Task statement: Write out all the entries word for word, but skip any images.

Data excerpts:

* Start *

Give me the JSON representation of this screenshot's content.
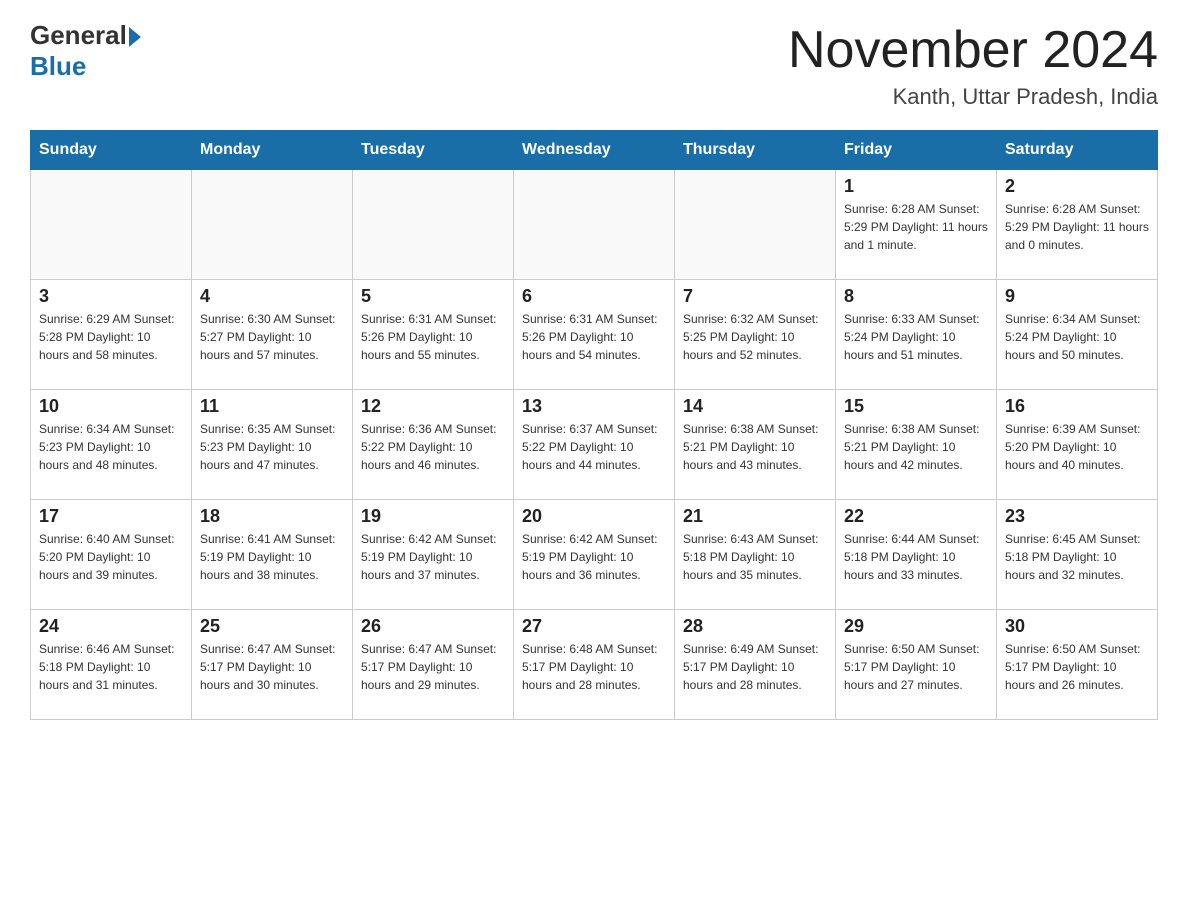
{
  "header": {
    "logo_general": "General",
    "logo_blue": "Blue",
    "month_title": "November 2024",
    "location": "Kanth, Uttar Pradesh, India"
  },
  "days_of_week": [
    "Sunday",
    "Monday",
    "Tuesday",
    "Wednesday",
    "Thursday",
    "Friday",
    "Saturday"
  ],
  "weeks": [
    [
      {
        "day": "",
        "info": ""
      },
      {
        "day": "",
        "info": ""
      },
      {
        "day": "",
        "info": ""
      },
      {
        "day": "",
        "info": ""
      },
      {
        "day": "",
        "info": ""
      },
      {
        "day": "1",
        "info": "Sunrise: 6:28 AM\nSunset: 5:29 PM\nDaylight: 11 hours and 1 minute."
      },
      {
        "day": "2",
        "info": "Sunrise: 6:28 AM\nSunset: 5:29 PM\nDaylight: 11 hours and 0 minutes."
      }
    ],
    [
      {
        "day": "3",
        "info": "Sunrise: 6:29 AM\nSunset: 5:28 PM\nDaylight: 10 hours and 58 minutes."
      },
      {
        "day": "4",
        "info": "Sunrise: 6:30 AM\nSunset: 5:27 PM\nDaylight: 10 hours and 57 minutes."
      },
      {
        "day": "5",
        "info": "Sunrise: 6:31 AM\nSunset: 5:26 PM\nDaylight: 10 hours and 55 minutes."
      },
      {
        "day": "6",
        "info": "Sunrise: 6:31 AM\nSunset: 5:26 PM\nDaylight: 10 hours and 54 minutes."
      },
      {
        "day": "7",
        "info": "Sunrise: 6:32 AM\nSunset: 5:25 PM\nDaylight: 10 hours and 52 minutes."
      },
      {
        "day": "8",
        "info": "Sunrise: 6:33 AM\nSunset: 5:24 PM\nDaylight: 10 hours and 51 minutes."
      },
      {
        "day": "9",
        "info": "Sunrise: 6:34 AM\nSunset: 5:24 PM\nDaylight: 10 hours and 50 minutes."
      }
    ],
    [
      {
        "day": "10",
        "info": "Sunrise: 6:34 AM\nSunset: 5:23 PM\nDaylight: 10 hours and 48 minutes."
      },
      {
        "day": "11",
        "info": "Sunrise: 6:35 AM\nSunset: 5:23 PM\nDaylight: 10 hours and 47 minutes."
      },
      {
        "day": "12",
        "info": "Sunrise: 6:36 AM\nSunset: 5:22 PM\nDaylight: 10 hours and 46 minutes."
      },
      {
        "day": "13",
        "info": "Sunrise: 6:37 AM\nSunset: 5:22 PM\nDaylight: 10 hours and 44 minutes."
      },
      {
        "day": "14",
        "info": "Sunrise: 6:38 AM\nSunset: 5:21 PM\nDaylight: 10 hours and 43 minutes."
      },
      {
        "day": "15",
        "info": "Sunrise: 6:38 AM\nSunset: 5:21 PM\nDaylight: 10 hours and 42 minutes."
      },
      {
        "day": "16",
        "info": "Sunrise: 6:39 AM\nSunset: 5:20 PM\nDaylight: 10 hours and 40 minutes."
      }
    ],
    [
      {
        "day": "17",
        "info": "Sunrise: 6:40 AM\nSunset: 5:20 PM\nDaylight: 10 hours and 39 minutes."
      },
      {
        "day": "18",
        "info": "Sunrise: 6:41 AM\nSunset: 5:19 PM\nDaylight: 10 hours and 38 minutes."
      },
      {
        "day": "19",
        "info": "Sunrise: 6:42 AM\nSunset: 5:19 PM\nDaylight: 10 hours and 37 minutes."
      },
      {
        "day": "20",
        "info": "Sunrise: 6:42 AM\nSunset: 5:19 PM\nDaylight: 10 hours and 36 minutes."
      },
      {
        "day": "21",
        "info": "Sunrise: 6:43 AM\nSunset: 5:18 PM\nDaylight: 10 hours and 35 minutes."
      },
      {
        "day": "22",
        "info": "Sunrise: 6:44 AM\nSunset: 5:18 PM\nDaylight: 10 hours and 33 minutes."
      },
      {
        "day": "23",
        "info": "Sunrise: 6:45 AM\nSunset: 5:18 PM\nDaylight: 10 hours and 32 minutes."
      }
    ],
    [
      {
        "day": "24",
        "info": "Sunrise: 6:46 AM\nSunset: 5:18 PM\nDaylight: 10 hours and 31 minutes."
      },
      {
        "day": "25",
        "info": "Sunrise: 6:47 AM\nSunset: 5:17 PM\nDaylight: 10 hours and 30 minutes."
      },
      {
        "day": "26",
        "info": "Sunrise: 6:47 AM\nSunset: 5:17 PM\nDaylight: 10 hours and 29 minutes."
      },
      {
        "day": "27",
        "info": "Sunrise: 6:48 AM\nSunset: 5:17 PM\nDaylight: 10 hours and 28 minutes."
      },
      {
        "day": "28",
        "info": "Sunrise: 6:49 AM\nSunset: 5:17 PM\nDaylight: 10 hours and 28 minutes."
      },
      {
        "day": "29",
        "info": "Sunrise: 6:50 AM\nSunset: 5:17 PM\nDaylight: 10 hours and 27 minutes."
      },
      {
        "day": "30",
        "info": "Sunrise: 6:50 AM\nSunset: 5:17 PM\nDaylight: 10 hours and 26 minutes."
      }
    ]
  ]
}
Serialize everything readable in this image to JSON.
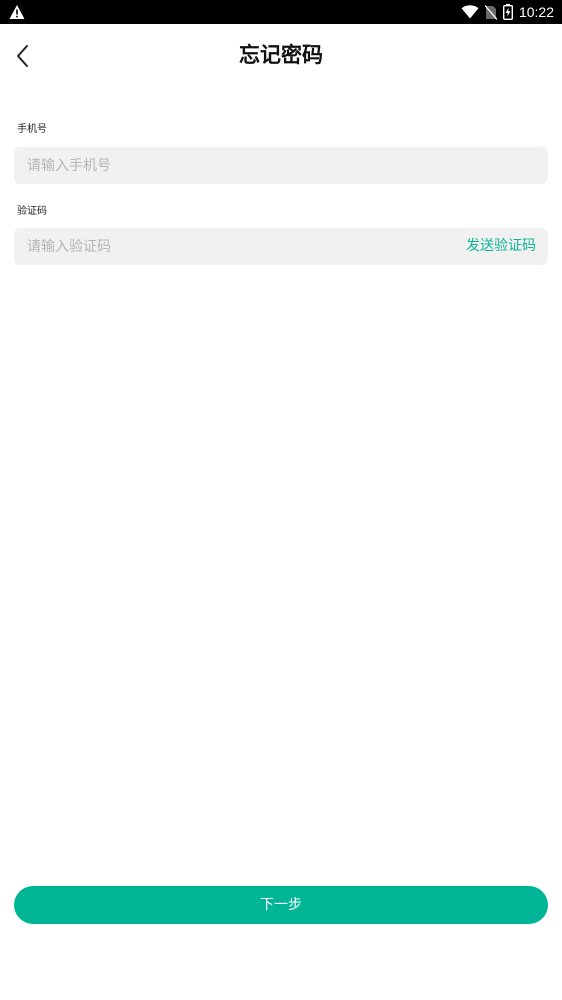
{
  "status_bar": {
    "time": "10:22",
    "icons": [
      "warning-icon",
      "wifi-icon",
      "no-sim-icon",
      "battery-charging-icon"
    ]
  },
  "header": {
    "title": "忘记密码",
    "back_icon": "chevron-left-icon"
  },
  "form": {
    "phone": {
      "label": "手机号",
      "placeholder": "请输入手机号",
      "value": ""
    },
    "code": {
      "label": "验证码",
      "placeholder": "请输入验证码",
      "value": "",
      "send_label": "发送验证码"
    }
  },
  "actions": {
    "next_label": "下一步"
  },
  "colors": {
    "accent": "#00b596",
    "field_bg": "#f1f1f1",
    "placeholder": "#b5b5b5",
    "status_bar_bg": "#000000"
  }
}
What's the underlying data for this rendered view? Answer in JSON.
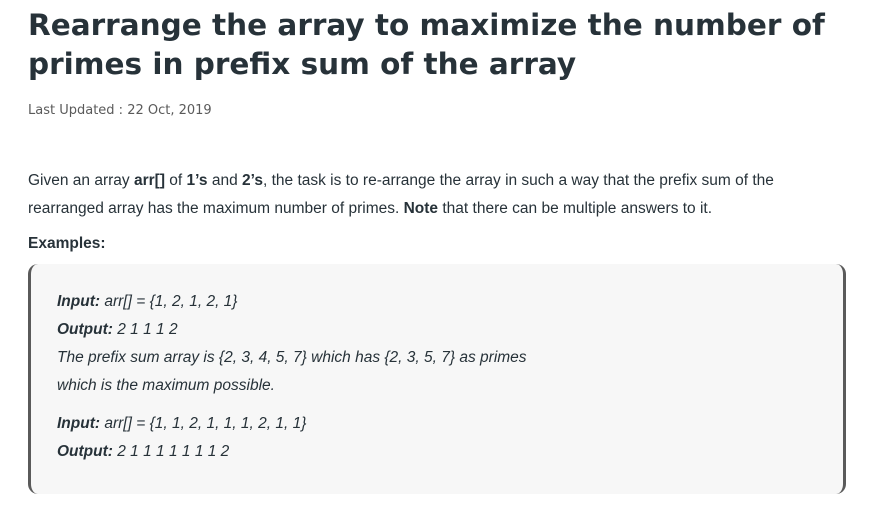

* End *

In response:
Give me the JSON representation of this screenshot's content.
{
  "header": {
    "logo_general": "General",
    "logo_blue": "Blue",
    "month_title": "November 2024",
    "location": "Kanth, Uttar Pradesh, India"
  },
  "days_of_week": [
    "Sunday",
    "Monday",
    "Tuesday",
    "Wednesday",
    "Thursday",
    "Friday",
    "Saturday"
  ],
  "weeks": [
    [
      {
        "day": "",
        "info": ""
      },
      {
        "day": "",
        "info": ""
      },
      {
        "day": "",
        "info": ""
      },
      {
        "day": "",
        "info": ""
      },
      {
        "day": "",
        "info": ""
      },
      {
        "day": "1",
        "info": "Sunrise: 6:28 AM\nSunset: 5:29 PM\nDaylight: 11 hours and 1 minute."
      },
      {
        "day": "2",
        "info": "Sunrise: 6:28 AM\nSunset: 5:29 PM\nDaylight: 11 hours and 0 minutes."
      }
    ],
    [
      {
        "day": "3",
        "info": "Sunrise: 6:29 AM\nSunset: 5:28 PM\nDaylight: 10 hours and 58 minutes."
      },
      {
        "day": "4",
        "info": "Sunrise: 6:30 AM\nSunset: 5:27 PM\nDaylight: 10 hours and 57 minutes."
      },
      {
        "day": "5",
        "info": "Sunrise: 6:31 AM\nSunset: 5:26 PM\nDaylight: 10 hours and 55 minutes."
      },
      {
        "day": "6",
        "info": "Sunrise: 6:31 AM\nSunset: 5:26 PM\nDaylight: 10 hours and 54 minutes."
      },
      {
        "day": "7",
        "info": "Sunrise: 6:32 AM\nSunset: 5:25 PM\nDaylight: 10 hours and 52 minutes."
      },
      {
        "day": "8",
        "info": "Sunrise: 6:33 AM\nSunset: 5:24 PM\nDaylight: 10 hours and 51 minutes."
      },
      {
        "day": "9",
        "info": "Sunrise: 6:34 AM\nSunset: 5:24 PM\nDaylight: 10 hours and 50 minutes."
      }
    ],
    [
      {
        "day": "10",
        "info": "Sunrise: 6:34 AM\nSunset: 5:23 PM\nDaylight: 10 hours and 48 minutes."
      },
      {
        "day": "11",
        "info": "Sunrise: 6:35 AM\nSunset: 5:23 PM\nDaylight: 10 hours and 47 minutes."
      },
      {
        "day": "12",
        "info": "Sunrise: 6:36 AM\nSunset: 5:22 PM\nDaylight: 10 hours and 46 minutes."
      },
      {
        "day": "13",
        "info": "Sunrise: 6:37 AM\nSunset: 5:22 PM\nDaylight: 10 hours and 44 minutes."
      },
      {
        "day": "14",
        "info": "Sunrise: 6:38 AM\nSunset: 5:21 PM\nDaylight: 10 hours and 43 minutes."
      },
      {
        "day": "15",
        "info": "Sunrise: 6:38 AM\nSunset: 5:21 PM\nDaylight: 10 hours and 42 minutes."
      },
      {
        "day": "16",
        "info": "Sunrise: 6:39 AM\nSunset: 5:20 PM\nDaylight: 10 hours and 40 minutes."
      }
    ],
    [
      {
        "day": "17",
        "info": "Sunrise: 6:40 AM\nSunset: 5:20 PM\nDaylight: 10 hours and 39 minutes."
      },
      {
        "day": "18",
        "info": "Sunrise: 6:41 AM\nSunset: 5:19 PM\nDaylight: 10 hours and 38 minutes."
      },
      {
        "day": "19",
        "info": "Sunrise: 6:42 AM\nSunset: 5:19 PM\nDaylight: 10 hours and 37 minutes."
      },
      {
        "day": "20",
        "info": "Sunrise: 6:42 AM\nSunset: 5:19 PM\nDaylight: 10 hours and 36 minutes."
      },
      {
        "day": "21",
        "info": "Sunrise: 6:43 AM\nSunset: 5:18 PM\nDaylight: 10 hours and 35 minutes."
      },
      {
        "day": "22",
        "info": "Sunrise: 6:44 AM\nSunset: 5:18 PM\nDaylight: 10 hours and 33 minutes."
      },
      {
        "day": "23",
        "info": "Sunrise: 6:45 AM\nSunset: 5:18 PM\nDaylight: 10 hours and 32 minutes."
      }
    ],
    [
      {
        "day": "24",
        "info": "Sunrise: 6:46 AM\nSunset: 5:18 PM\nDaylight: 10 hours and 31 minutes."
      },
      {
        "day": "25",
        "info": "Sunrise: 6:47 AM\nSunset: 5:17 PM\nDaylight: 10 hours and 30 minutes."
      },
      {
        "day": "26",
        "info": "Sunrise: 6:47 AM\nSunset: 5:17 PM\nDaylight: 10 hours and 29 minutes."
      },
      {
        "day": "27",
        "info": "Sunrise: 6:48 AM\nSunset: 5:17 PM\nDaylight: 10 hours and 28 minutes."
      },
      {
        "day": "28",
        "info": "Sunrise: 6:49 AM\nSunset: 5:17 PM\nDaylight: 10 hours and 28 minutes."
      },
      {
        "day": "29",
        "info": "Sunrise: 6:50 AM\nSunset: 5:17 PM\nDaylight: 10 hours and 27 minutes."
      },
      {
        "day": "30",
        "info": "Sunrise: 6:50 AM\nSunset: 5:17 PM\nDaylight: 10 hours and 26 minutes."
      }
    ]
  ]
}
Serialize everything readable in this image to JSON.
{
  "status_bar": {
    "time": "10:22",
    "icons": [
      "warning-icon",
      "wifi-icon",
      "no-sim-icon",
      "battery-charging-icon"
    ]
  },
  "header": {
    "title": "忘记密码",
    "back_icon": "chevron-left-icon"
  },
  "form": {
    "phone": {
      "label": "手机号",
      "placeholder": "请输入手机号",
      "value": ""
    },
    "code": {
      "label": "验证码",
      "placeholder": "请输入验证码",
      "value": "",
      "send_label": "发送验证码"
    }
  },
  "actions": {
    "next_label": "下一步"
  },
  "colors": {
    "accent": "#00b596",
    "field_bg": "#f1f1f1",
    "placeholder": "#b5b5b5",
    "status_bar_bg": "#000000"
  }
}
What's the underlying data for this rendered view? Answer in JSON.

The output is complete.